YOUR OBJECTIVE: From the entries that follow, gather each line holding the word "rdeče".

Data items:
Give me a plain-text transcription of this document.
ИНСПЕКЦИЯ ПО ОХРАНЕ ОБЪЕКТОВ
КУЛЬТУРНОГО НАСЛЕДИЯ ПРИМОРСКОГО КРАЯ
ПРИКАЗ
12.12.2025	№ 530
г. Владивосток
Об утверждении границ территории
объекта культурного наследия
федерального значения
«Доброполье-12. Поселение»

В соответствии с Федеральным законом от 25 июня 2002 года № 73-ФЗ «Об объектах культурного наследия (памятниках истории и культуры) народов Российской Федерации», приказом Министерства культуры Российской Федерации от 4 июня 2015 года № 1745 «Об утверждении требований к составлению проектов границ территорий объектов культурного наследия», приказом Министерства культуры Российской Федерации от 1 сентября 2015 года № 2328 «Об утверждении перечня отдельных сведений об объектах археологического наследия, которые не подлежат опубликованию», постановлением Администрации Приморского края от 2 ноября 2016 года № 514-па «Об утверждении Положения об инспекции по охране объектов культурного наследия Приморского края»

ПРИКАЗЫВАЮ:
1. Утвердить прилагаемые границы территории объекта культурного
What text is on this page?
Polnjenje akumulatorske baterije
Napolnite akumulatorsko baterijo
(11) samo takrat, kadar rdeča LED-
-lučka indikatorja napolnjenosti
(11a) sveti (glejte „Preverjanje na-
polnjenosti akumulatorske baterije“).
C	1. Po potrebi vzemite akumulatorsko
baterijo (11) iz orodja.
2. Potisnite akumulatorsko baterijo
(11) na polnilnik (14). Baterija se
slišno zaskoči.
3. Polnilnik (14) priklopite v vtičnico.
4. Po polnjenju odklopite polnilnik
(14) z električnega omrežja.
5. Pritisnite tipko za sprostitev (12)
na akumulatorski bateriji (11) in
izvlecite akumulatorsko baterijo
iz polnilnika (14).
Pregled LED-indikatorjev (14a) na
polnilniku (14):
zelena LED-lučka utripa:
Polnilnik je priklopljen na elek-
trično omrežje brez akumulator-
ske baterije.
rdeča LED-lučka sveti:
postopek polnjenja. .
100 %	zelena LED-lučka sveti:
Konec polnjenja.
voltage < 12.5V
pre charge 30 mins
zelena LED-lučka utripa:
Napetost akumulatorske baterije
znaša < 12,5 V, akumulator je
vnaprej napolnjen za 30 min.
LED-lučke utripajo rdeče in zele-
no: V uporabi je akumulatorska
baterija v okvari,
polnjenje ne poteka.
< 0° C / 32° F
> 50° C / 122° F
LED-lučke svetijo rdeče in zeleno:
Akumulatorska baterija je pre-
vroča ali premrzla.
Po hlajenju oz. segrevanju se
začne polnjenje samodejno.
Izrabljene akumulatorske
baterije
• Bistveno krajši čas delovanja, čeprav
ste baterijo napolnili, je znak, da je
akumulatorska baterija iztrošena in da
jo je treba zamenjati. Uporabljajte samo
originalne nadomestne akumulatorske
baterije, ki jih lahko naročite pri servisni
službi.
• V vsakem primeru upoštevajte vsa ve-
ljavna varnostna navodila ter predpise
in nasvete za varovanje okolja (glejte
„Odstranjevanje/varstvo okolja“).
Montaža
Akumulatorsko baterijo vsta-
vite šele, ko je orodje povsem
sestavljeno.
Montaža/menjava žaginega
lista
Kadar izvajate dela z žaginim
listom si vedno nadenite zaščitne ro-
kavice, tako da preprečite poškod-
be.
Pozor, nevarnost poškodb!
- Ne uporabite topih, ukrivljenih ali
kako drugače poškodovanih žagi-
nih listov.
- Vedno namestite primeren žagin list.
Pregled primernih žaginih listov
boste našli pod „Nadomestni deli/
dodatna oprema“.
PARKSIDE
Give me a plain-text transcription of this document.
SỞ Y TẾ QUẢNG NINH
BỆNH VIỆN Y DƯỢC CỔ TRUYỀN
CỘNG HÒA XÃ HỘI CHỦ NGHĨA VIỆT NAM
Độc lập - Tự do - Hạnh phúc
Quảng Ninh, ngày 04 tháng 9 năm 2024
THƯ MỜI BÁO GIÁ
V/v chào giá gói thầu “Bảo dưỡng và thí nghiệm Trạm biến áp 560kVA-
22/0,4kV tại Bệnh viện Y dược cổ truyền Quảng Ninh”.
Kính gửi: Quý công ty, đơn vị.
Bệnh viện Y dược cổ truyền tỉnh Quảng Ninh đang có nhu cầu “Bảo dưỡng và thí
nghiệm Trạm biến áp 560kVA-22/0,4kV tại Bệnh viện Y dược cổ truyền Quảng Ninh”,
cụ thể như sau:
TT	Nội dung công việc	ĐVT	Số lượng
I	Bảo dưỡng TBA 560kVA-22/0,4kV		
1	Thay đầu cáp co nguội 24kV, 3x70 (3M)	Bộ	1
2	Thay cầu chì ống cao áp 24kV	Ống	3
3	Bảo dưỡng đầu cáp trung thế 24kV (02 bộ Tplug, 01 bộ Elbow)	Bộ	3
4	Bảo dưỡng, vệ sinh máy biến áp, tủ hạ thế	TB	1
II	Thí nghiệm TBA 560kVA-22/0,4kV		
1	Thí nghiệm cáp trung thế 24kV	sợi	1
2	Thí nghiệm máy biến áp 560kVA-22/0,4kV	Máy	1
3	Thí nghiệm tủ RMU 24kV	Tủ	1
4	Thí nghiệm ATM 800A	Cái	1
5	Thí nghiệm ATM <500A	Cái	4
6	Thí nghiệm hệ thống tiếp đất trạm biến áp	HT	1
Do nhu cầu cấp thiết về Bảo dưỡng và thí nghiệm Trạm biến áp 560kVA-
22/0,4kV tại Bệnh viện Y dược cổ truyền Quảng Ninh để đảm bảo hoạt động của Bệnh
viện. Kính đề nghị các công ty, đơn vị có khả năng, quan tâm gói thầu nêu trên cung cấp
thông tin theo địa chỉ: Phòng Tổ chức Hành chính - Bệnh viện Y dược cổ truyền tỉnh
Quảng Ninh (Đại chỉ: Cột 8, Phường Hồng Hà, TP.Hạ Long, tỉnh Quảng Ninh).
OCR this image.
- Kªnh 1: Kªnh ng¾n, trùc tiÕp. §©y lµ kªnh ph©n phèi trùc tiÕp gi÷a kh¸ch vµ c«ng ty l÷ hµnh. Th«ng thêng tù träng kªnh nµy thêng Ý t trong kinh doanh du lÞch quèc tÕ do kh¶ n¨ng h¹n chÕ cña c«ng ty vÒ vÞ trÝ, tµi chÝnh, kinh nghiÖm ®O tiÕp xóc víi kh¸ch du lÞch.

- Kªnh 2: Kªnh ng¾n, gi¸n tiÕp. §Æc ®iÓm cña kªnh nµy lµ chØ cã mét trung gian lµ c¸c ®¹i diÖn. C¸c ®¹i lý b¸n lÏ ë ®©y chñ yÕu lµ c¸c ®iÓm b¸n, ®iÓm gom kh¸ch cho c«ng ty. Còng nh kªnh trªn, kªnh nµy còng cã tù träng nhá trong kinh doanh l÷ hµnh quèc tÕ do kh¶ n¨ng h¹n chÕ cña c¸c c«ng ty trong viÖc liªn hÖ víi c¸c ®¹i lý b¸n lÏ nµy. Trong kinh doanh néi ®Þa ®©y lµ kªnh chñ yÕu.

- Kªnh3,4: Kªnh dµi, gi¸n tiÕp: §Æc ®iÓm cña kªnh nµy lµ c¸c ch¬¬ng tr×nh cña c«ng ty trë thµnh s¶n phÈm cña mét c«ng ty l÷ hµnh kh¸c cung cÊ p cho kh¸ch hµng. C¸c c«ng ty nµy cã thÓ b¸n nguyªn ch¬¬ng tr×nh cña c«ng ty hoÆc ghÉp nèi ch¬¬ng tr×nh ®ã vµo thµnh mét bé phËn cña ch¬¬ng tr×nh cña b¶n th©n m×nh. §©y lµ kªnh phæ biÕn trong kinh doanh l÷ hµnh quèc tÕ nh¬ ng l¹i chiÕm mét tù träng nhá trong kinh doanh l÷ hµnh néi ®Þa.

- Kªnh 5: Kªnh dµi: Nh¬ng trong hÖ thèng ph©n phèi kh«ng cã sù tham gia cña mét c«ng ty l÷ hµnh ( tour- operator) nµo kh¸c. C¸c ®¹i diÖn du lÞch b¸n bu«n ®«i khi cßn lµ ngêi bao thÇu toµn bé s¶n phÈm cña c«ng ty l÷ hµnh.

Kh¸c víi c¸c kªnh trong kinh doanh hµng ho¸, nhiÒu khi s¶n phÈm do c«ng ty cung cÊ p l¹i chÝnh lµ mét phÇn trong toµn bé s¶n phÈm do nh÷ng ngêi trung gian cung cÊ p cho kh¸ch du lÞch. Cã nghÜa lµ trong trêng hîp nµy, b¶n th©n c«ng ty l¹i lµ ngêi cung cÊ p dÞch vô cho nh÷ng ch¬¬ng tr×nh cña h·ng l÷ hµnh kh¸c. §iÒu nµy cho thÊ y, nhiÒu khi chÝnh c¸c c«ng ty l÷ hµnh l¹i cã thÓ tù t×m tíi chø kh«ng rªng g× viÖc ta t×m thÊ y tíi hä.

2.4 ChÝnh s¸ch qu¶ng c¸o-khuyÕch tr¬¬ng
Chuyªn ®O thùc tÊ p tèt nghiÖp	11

ANSWER TO THE EXERCISE:
LED-lučke utripajo rdeče in zele-
LED-lučke svetijo rdeče in zeleno:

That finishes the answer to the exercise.